**To be done:** From the listing below, copy every line with the word "JSON".

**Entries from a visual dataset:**
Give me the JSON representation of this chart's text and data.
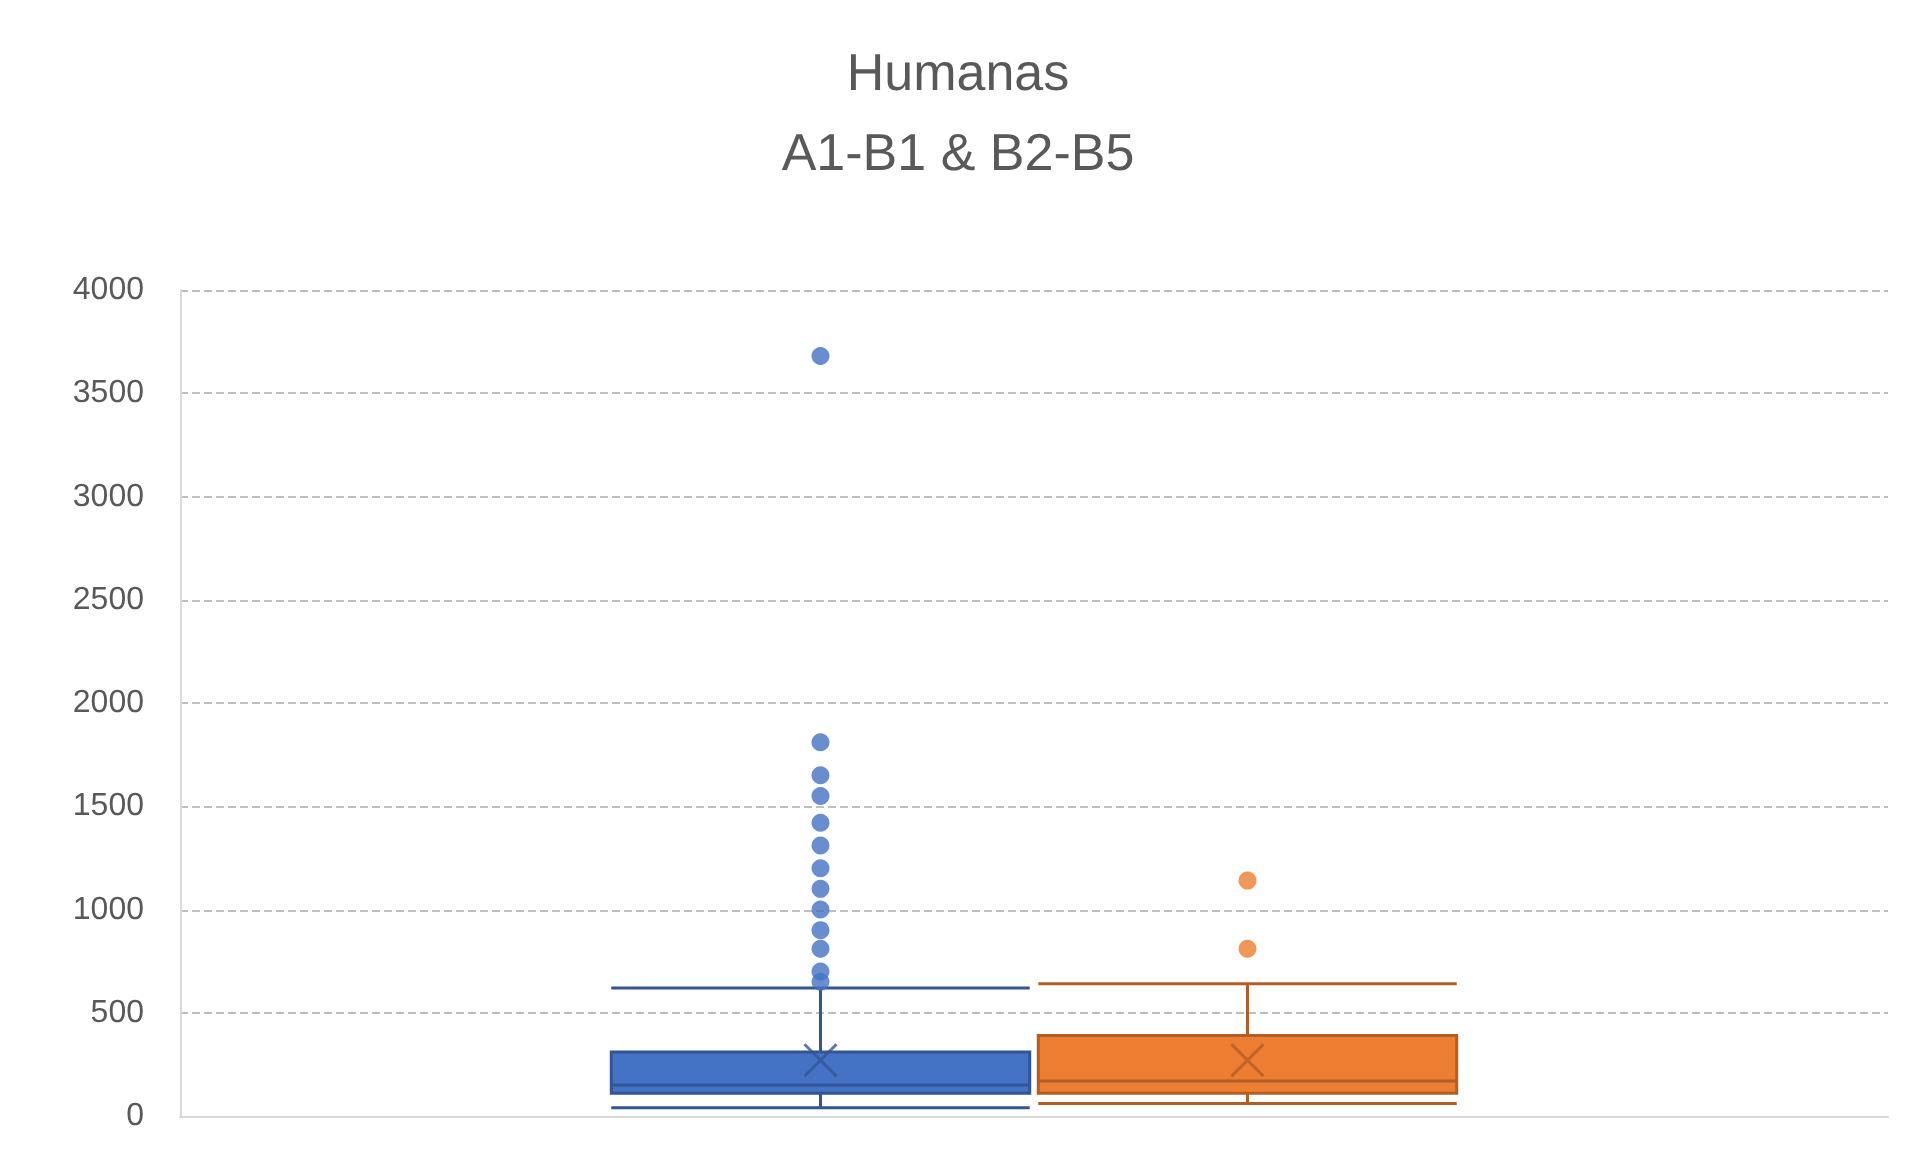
{
  "chart_data": {
    "type": "box",
    "title": "Humanas",
    "subtitle": "A1-B1 & B2-B5",
    "categories": [
      null
    ],
    "series": [
      {
        "color": "#4472c4",
        "boxes": [
          {
            "low": 40,
            "q1": 110,
            "median": 150,
            "q3": 310,
            "high": 620,
            "mean": 270,
            "outliers": [
              3680,
              1810,
              1650,
              1550,
              1420,
              1310,
              1200,
              1100,
              1000,
              900,
              810,
              700,
              650
            ]
          }
        ]
      },
      {
        "color": "#ed7d31",
        "boxes": [
          {
            "low": 60,
            "q1": 110,
            "median": 170,
            "q3": 390,
            "high": 640,
            "mean": 270,
            "outliers": [
              1140,
              810
            ]
          }
        ]
      }
    ],
    "ylim": [
      0,
      4000
    ],
    "yticks": [
      0,
      500,
      1000,
      1500,
      2000,
      2500,
      3000,
      3500,
      4000
    ],
    "grid": "y"
  }
}
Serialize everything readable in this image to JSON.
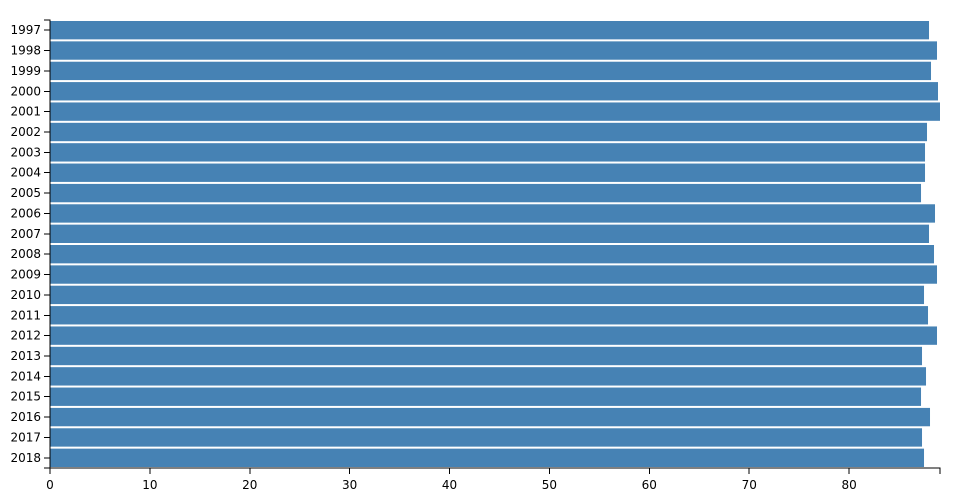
{
  "chart_data": {
    "type": "bar",
    "orientation": "horizontal",
    "color": "#4682b4",
    "categories": [
      "1997",
      "1998",
      "1999",
      "2000",
      "2001",
      "2002",
      "2003",
      "2004",
      "2005",
      "2006",
      "2007",
      "2008",
      "2009",
      "2010",
      "2011",
      "2012",
      "2013",
      "2014",
      "2015",
      "2016",
      "2017",
      "2018"
    ],
    "values": [
      88.0,
      88.8,
      88.2,
      88.9,
      89.1,
      87.8,
      87.6,
      87.6,
      87.2,
      88.6,
      88.0,
      88.5,
      88.8,
      87.5,
      87.9,
      88.8,
      87.3,
      87.7,
      87.2,
      88.1,
      87.3,
      87.5
    ],
    "xlim": [
      0,
      89.1
    ],
    "xticks": [
      0,
      10,
      20,
      30,
      40,
      50,
      60,
      70,
      80
    ]
  }
}
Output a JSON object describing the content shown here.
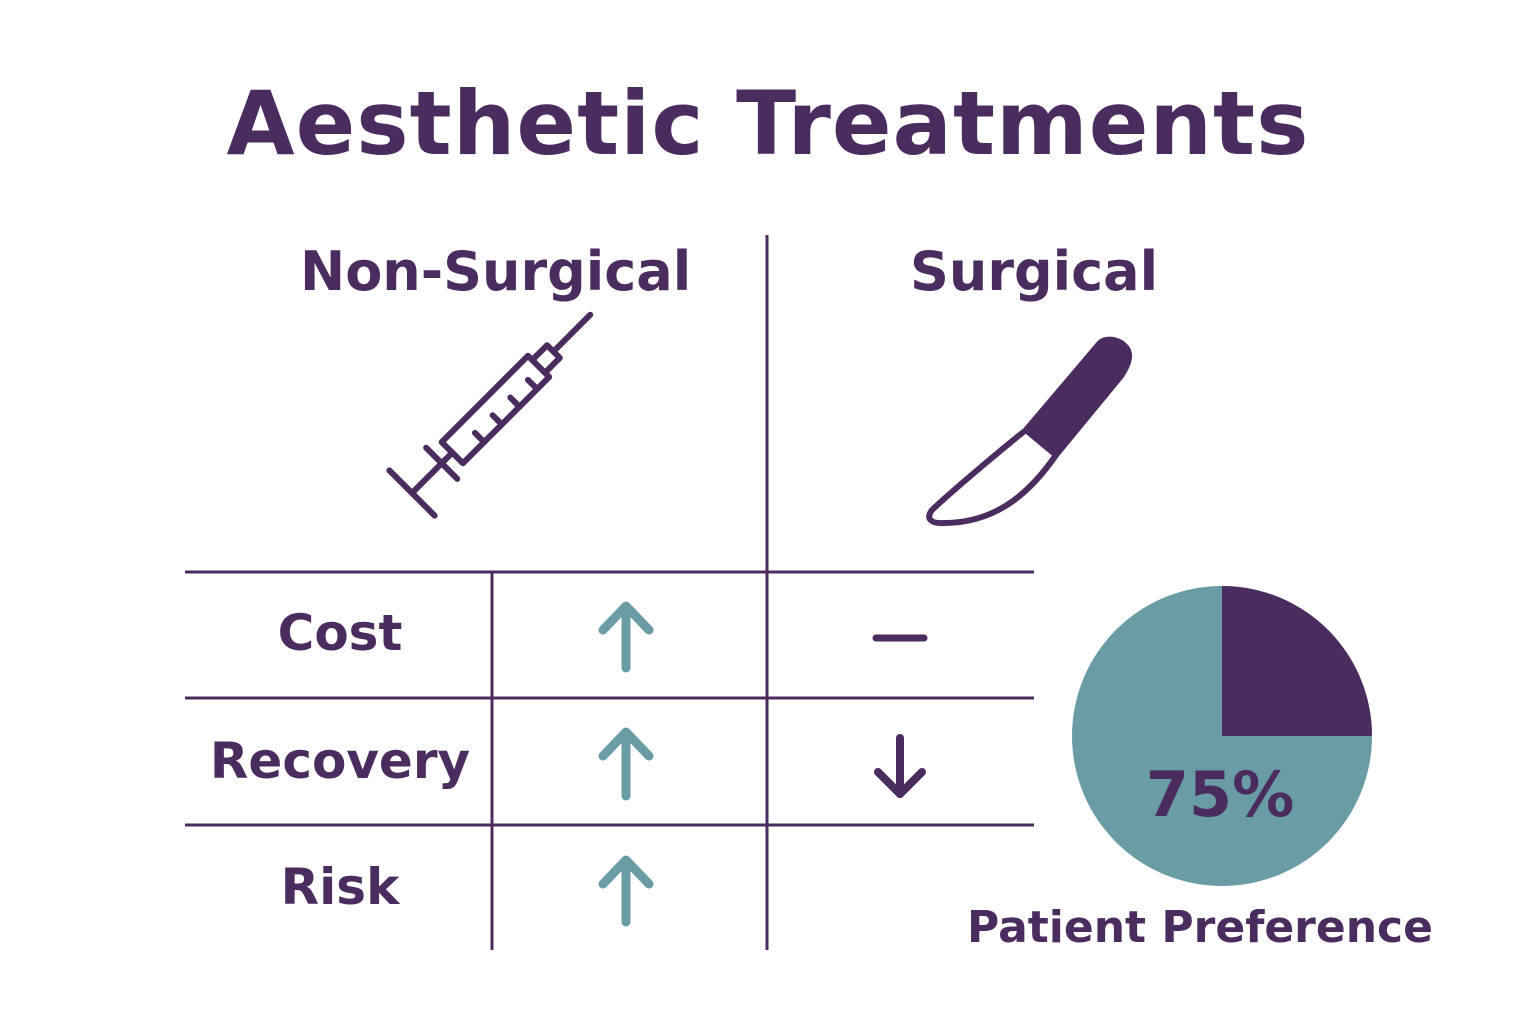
{
  "title": "Aesthetic Treatments",
  "columns": {
    "non_surgical": {
      "label": "Non-Surgical",
      "icon": "syringe-icon"
    },
    "surgical": {
      "label": "Surgical",
      "icon": "scalpel-icon"
    }
  },
  "rows": [
    {
      "label": "Cost",
      "non_surgical": "up-arrow-icon",
      "surgical": "dash-icon"
    },
    {
      "label": "Recovery",
      "non_surgical": "up-arrow-icon",
      "surgical": "down-arrow-icon"
    },
    {
      "label": "Risk",
      "non_surgical": "up-arrow-icon",
      "surgical": ""
    }
  ],
  "preference": {
    "percent_label": "75%",
    "value": 0.75,
    "caption": "Patient Preference"
  },
  "colors": {
    "primary": "#4a2c5e",
    "accent": "#6a9ca6",
    "background": "#ffffff"
  }
}
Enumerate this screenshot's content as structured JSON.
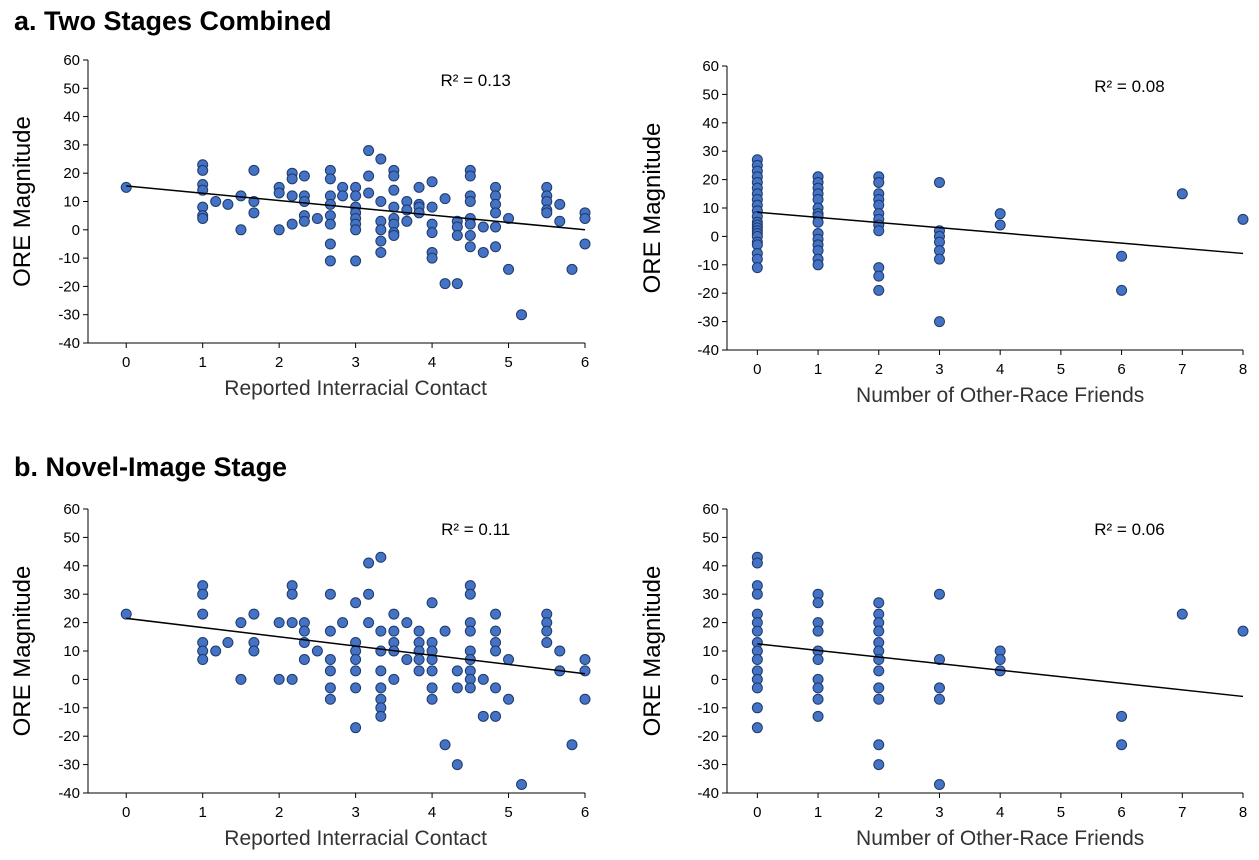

**Completed exercise:**
Give me the JSON representation of this chart's text and data.
Serialize everything readable in this image to JSON.
Output a JSON object describing the content shown here.
Enumerate this screenshot's content as structured JSON.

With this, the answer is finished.